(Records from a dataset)
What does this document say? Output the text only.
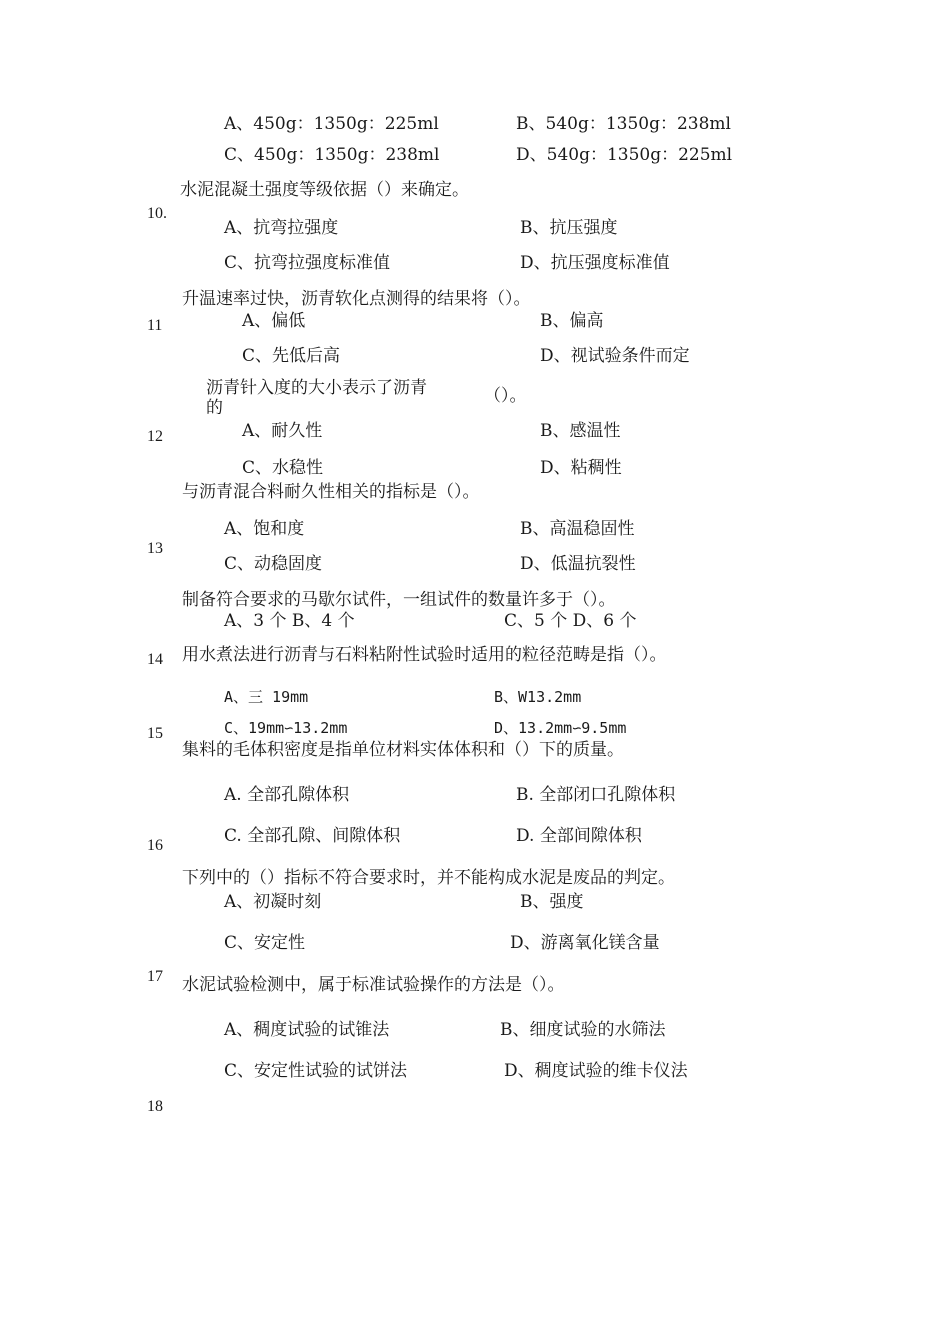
A、450g：1350g：225ml	B、540g：1350g：238ml
C、450g：1350g：238ml	D、540g：1350g：225ml
水泥混凝土强度等级依据（）来确定。
10.
A、抗弯拉强度	B、抗压强度
C、抗弯拉强度标准值	D、抗压强度标准值
升温速率过快，沥青软化点测得的结果将（）。
11	A、偏低	B、偏高
C、先低后高	D、视试验条件而定
沥青针入度的大小表示了沥青
的
（）。
12	A、耐久性	B、感温性
C、水稳性	D、粘稠性
与沥青混合料耐久性相关的指标是（）。
A、饱和度	B、高温稳固性
13
C、动稳固度	D、低温抗裂性
制备符合要求的马歇尔试件，一组试件的数量许多于（）。
A、3 个 B、4 个	C、5 个 D、6 个
14 用水煮法进行沥青与石料粘附性试验时适用的粒径范畴是指（）。
A、三 19mm	B、W13.2mm
C、19mm∽13.2mm	D、13.2mm∽9.5mm
15
集料的毛体积密度是指单位材料实体体积和（）下的质量。
A. 全部孔隙体积	B. 全部闭口孔隙体积
C. 全部孔隙、间隙体积	D. 全部间隙体积
16
下列中的（）指标不符合要求时，并不能构成水泥是废品的判定。
A、初凝时刻	B、强度
C、安定性	D、游离氧化镁含量
17 水泥试验检测中，属于标准试验操作的方法是（）。
A、稠度试验的试锥法	B、细度试验的水筛法
C、安定性试验的试饼法	D、稠度试验的维卡仪法
18
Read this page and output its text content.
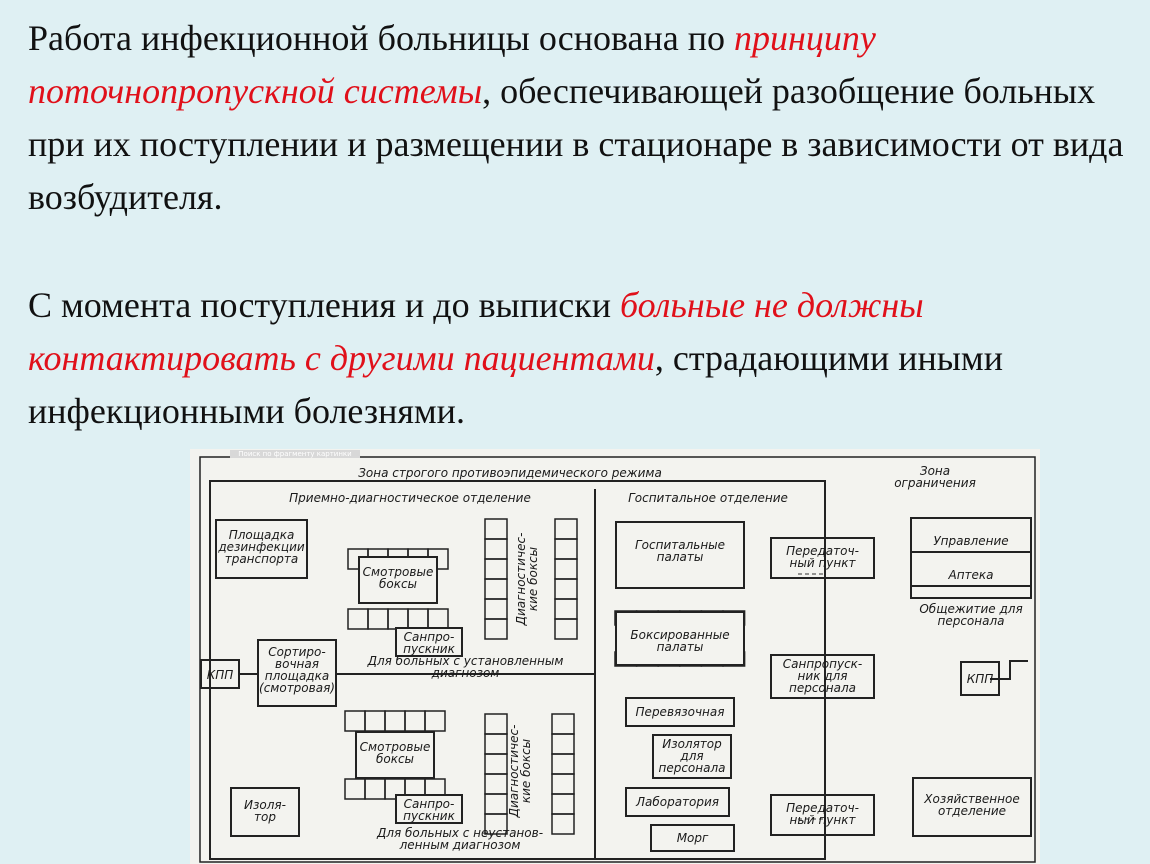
Работа инфекционной больницы основана по принципу поточнопропускной системы, обеспечивающей разобщение больных при их поступлении и размещении в стационаре в зависимости от вида возбудителя.
С момента поступления и до выписки больные не должны контактировать с другими пациентами, страдающими иными инфекционными болезнями.
Поиск по фрагменту картинки
Зона строгого противоэпидемического режима	Зона
ограничения
Приемно-диагностическое отделение	Госпитальное отделение
Площадка
дезинфекции
транспорта
Смотровые
боксы
Санпро-
пускник
Диагностичес-
кие боксы
КПП
Сортиро-
вочная
площадка
(смотровая)
Для больных с установленным
диагнозом
Смотровые
боксы
Санпро-
пускник	Диагностичес-
кие боксы
Изоля-
тор
Для больных с неустанов-
ленным диагнозом
Госпитальные
палаты
Боксированные
палаты
Перевязочная
Изолятор
для
персонала
Лаборатория
Морг
Передаточ-
ный пункт
Санпропуск-
ник для
персонала
Передаточ-
ный пункт

Управление

Аптека

Общежитие для
персонала

КПП
Хозяйственное
отделение
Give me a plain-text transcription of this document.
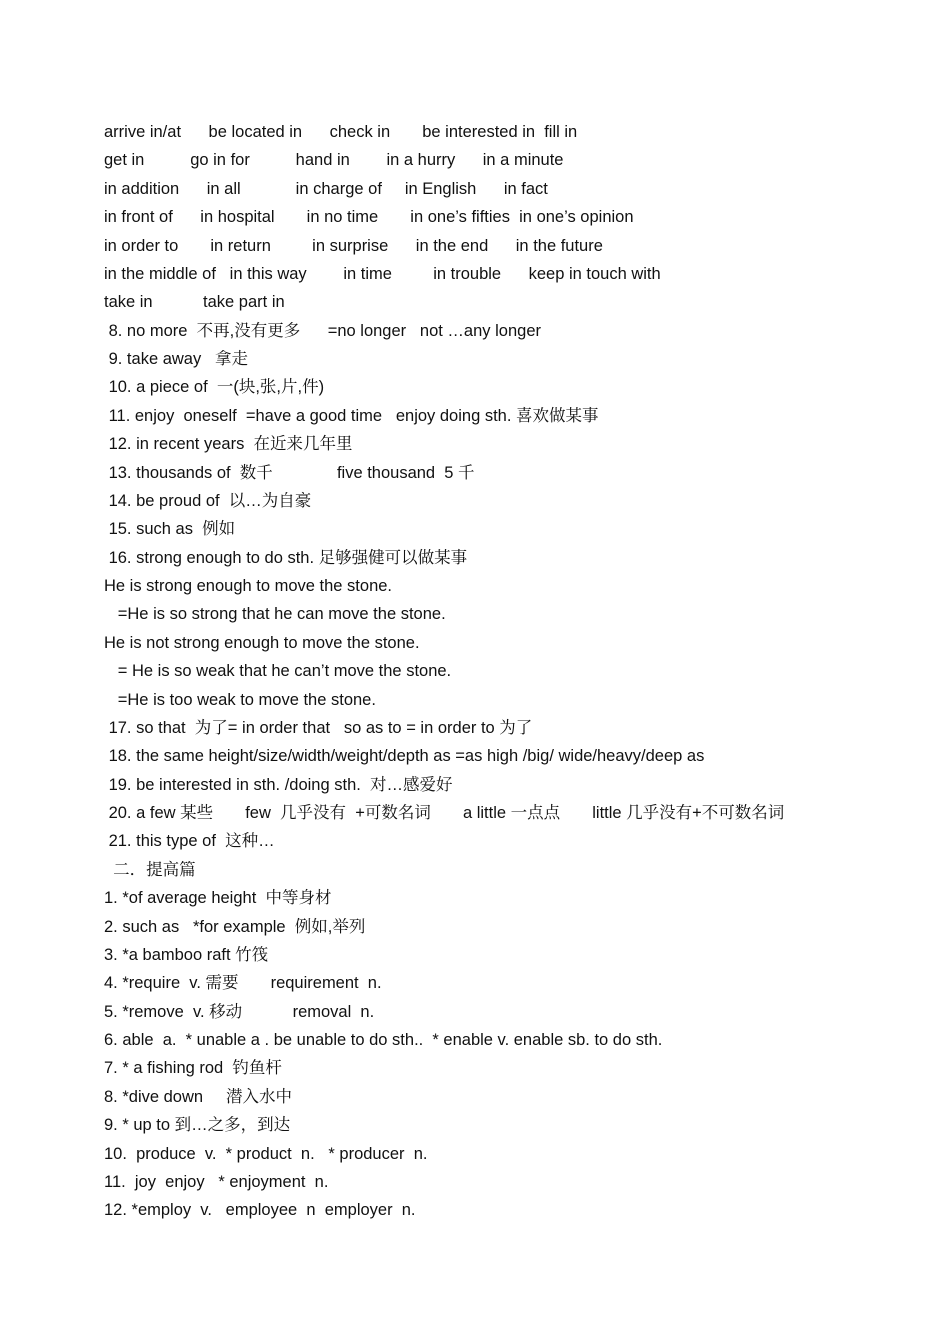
arrive in/at      be located in      check in       be interested in  fill in
get in          go in for          hand in        in a hurry      in a minute
in addition      in all            in charge of     in English      in fact
in front of      in hospital       in no time       in one’s fifties  in one’s opinion
in order to       in return         in surprise      in the end      in the future
in the middle of   in this way        in time         in trouble      keep in touch with
take in           take part in
8. no more  不再,没有更多      =no longer   not …any longer
9. take away   拿走
10. a piece of  一(块,张,片,件)
11. enjoy  oneself  =have a good time   enjoy doing sth. 喜欢做某事
12. in recent years  在近来几年里
13. thousands of  数千              five thousand  5 千
14. be proud of  以…为自豪
15. such as  例如
16. strong enough to do sth. 足够强健可以做某事
He is strong enough to move the stone.
=He is so strong that he can move the stone.
He is not strong enough to move the stone.
= He is so weak that he can’t move the stone.
=He is too weak to move the stone.
17. so that  为了= in order that   so as to = in order to 为了
18. the same height/size/width/weight/depth as =as high /big/ wide/heavy/deep as
19. be interested in sth. /doing sth.  对…感爱好
20. a few 某些       few  几乎没有  +可数名词       a little 一点点       little 几乎没有+不可数名词
21. this type of  这种…
二．提高篇
1. *of average height  中等身材
2. such as   *for example  例如,举列
3. *a bamboo raft 竹筏
4. *require  v. 需要       requirement  n.
5. *remove  v. 移动           removal  n.
6. able  a.  * unable a . be unable to do sth..  * enable v. enable sb. to do sth.
7. * a fishing rod  钓鱼杆
8. *dive down     潜入水中
9. * up to 到…之多，到达
10.  produce  v.  * product  n.   * producer  n.
11.  joy  enjoy   * enjoyment  n.
12. *employ  v.   employee  n  employer  n.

Problem statement
Extract from the data every line where "doing" shows up.

Complete answer
11. enjoy  oneself  =have a good time   enjoy doing sth. 喜欢做某事
19. be interested in sth. /doing sth.  对…感爱好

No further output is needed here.